Exercise requirements:
Return every record below exactly as written, but leave out the pictures.

Data records
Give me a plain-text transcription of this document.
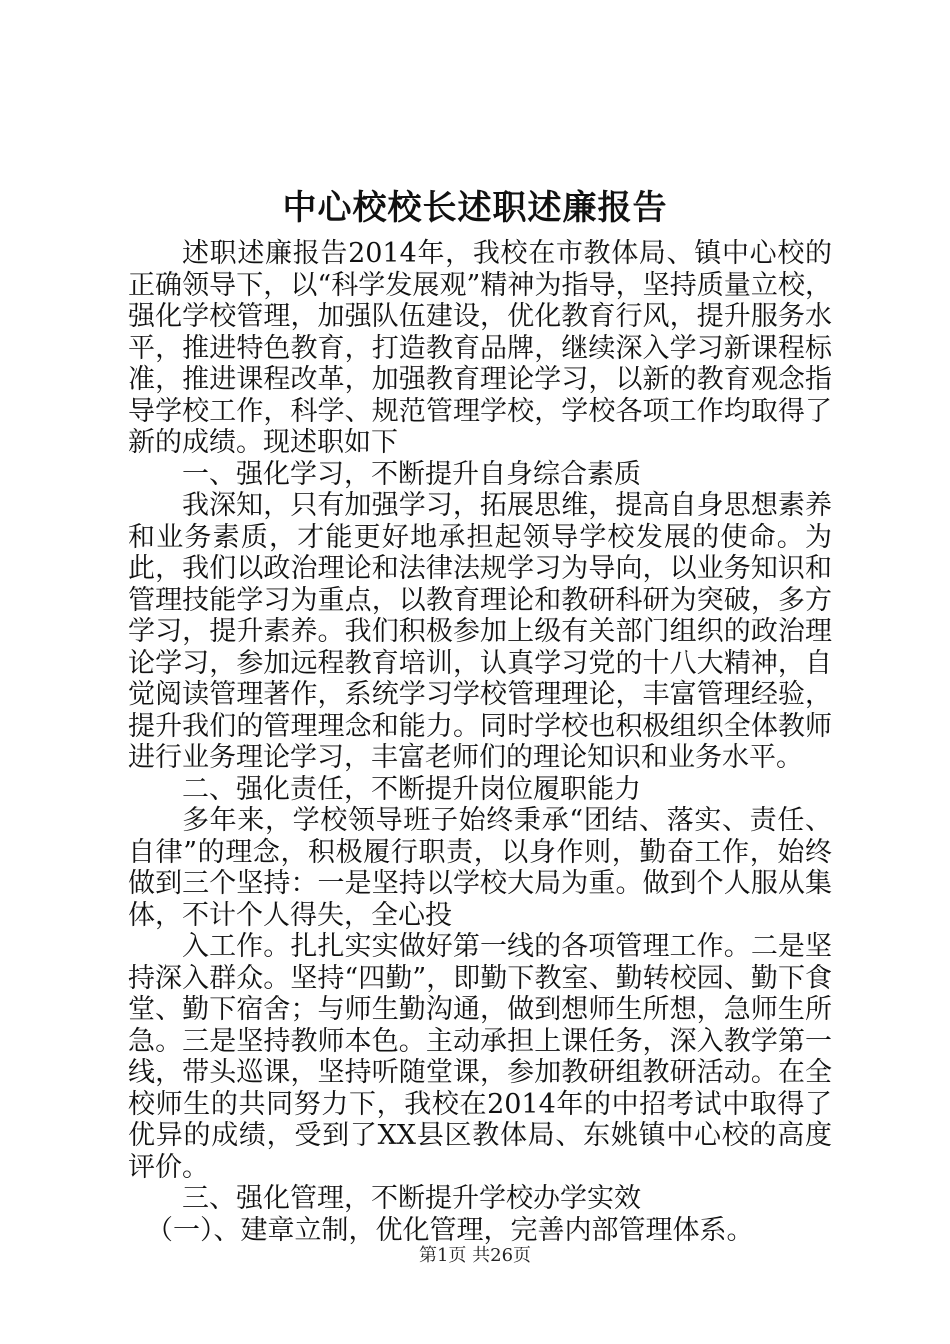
中心校校长述职述廉报告

述职述廉报告2014年，我校在市教体局、镇中心校的正确领导下，以“科学发展观”精神为指导，坚持质量立校，强化学校管理，加强队伍建设，优化教育行风，提升服务水平，推进特色教育，打造教育品牌，继续深入学习新课程标准，推进课程改革，加强教育理论学习，以新的教育观念指导学校工作，科学、规范管理学校，学校各项工作均取得了新的成绩。现述职如下

一、强化学习，不断提升自身综合素质

我深知，只有加强学习，拓展思维，提高自身思想素养和业务素质，才能更好地承担起领导学校发展的使命。为此，我们以政治理论和法律法规学习为导向，以业务知识和管理技能学习为重点，以教育理论和教研科研为突破，多方学习，提升素养。我们积极参加上级有关部门组织的政治理论学习，参加远程教育培训，认真学习党的十八大精神，自觉阅读管理著作，系统学习学校管理理论，丰富管理经验，提升我们的管理理念和能力。同时学校也积极组织全体教师进行业务理论学习，丰富老师们的理论知识和业务水平。

二、强化责任，不断提升岗位履职能力

多年来，学校领导班子始终秉承“团结、落实、责任、自律”的理念，积极履行职责，以身作则，勤奋工作，始终做到三个坚持：一是坚持以学校大局为重。做到个人服从集体，不计个人得失，全心投

入工作。扎扎实实做好第一线的各项管理工作。二是坚持深入群众。坚持“四勤”，即勤下教室、勤转校园、勤下食堂、勤下宿舍；与师生勤沟通，做到想师生所想，急师生所急。三是坚持教师本色。主动承担上课任务，深入教学第一线，带头巡课，坚持听随堂课，参加教研组教研活动。在全校师生的共同努力下，我校在2014年的中招考试中取得了优异的成绩，受到了XX县区教体局、东姚镇中心校的高度评价。

三、强化管理，不断提升学校办学实效

（一）、建章立制，优化管理，完善内部管理体系。

第1页 共26页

Solved problem:
Give me a plain-text transcription of this document.
中心校校长述职述廉报告

述职述廉报告2014年，我校在市教体局、镇中心校的正确领导下，以“科学发展观”精神为指导，坚持质量立校，强化学校管理，加强队伍建设，优化教育行风，提升服务水平，推进特色教育，打造教育品牌，继续深入学习新课程标准，推进课程改革，加强教育理论学习，以新的教育观念指导学校工作，科学、规范管理学校，学校各项工作均取得了新的成绩。现述职如下

一、强化学习，不断提升自身综合素质

我深知，只有加强学习，拓展思维，提高自身思想素养和业务素质，才能更好地承担起领导学校发展的使命。为此，我们以政治理论和法律法规学习为导向，以业务知识和管理技能学习为重点，以教育理论和教研科研为突破，多方学习，提升素养。我们积极参加上级有关部门组织的政治理论学习，参加远程教育培训，认真学习党的十八大精神，自觉阅读管理著作，系统学习学校管理理论，丰富管理经验，提升我们的管理理念和能力。同时学校也积极组织全体教师进行业务理论学习，丰富老师们的理论知识和业务水平。

二、强化责任，不断提升岗位履职能力

多年来，学校领导班子始终秉承“团结、落实、责任、自律”的理念，积极履行职责，以身作则，勤奋工作，始终做到三个坚持：一是坚持以学校大局为重。做到个人服从集体，不计个人得失，全心投

入工作。扎扎实实做好第一线的各项管理工作。二是坚持深入群众。坚持“四勤”，即勤下教室、勤转校园、勤下食堂、勤下宿舍；与师生勤沟通，做到想师生所想，急师生所急。三是坚持教师本色。主动承担上课任务，深入教学第一线，带头巡课，坚持听随堂课，参加教研组教研活动。在全校师生的共同努力下，我校在2014年的中招考试中取得了优异的成绩，受到了XX县区教体局、东姚镇中心校的高度评价。

三、强化管理，不断提升学校办学实效

（一）、建章立制，优化管理，完善内部管理体系。

第1页 共26页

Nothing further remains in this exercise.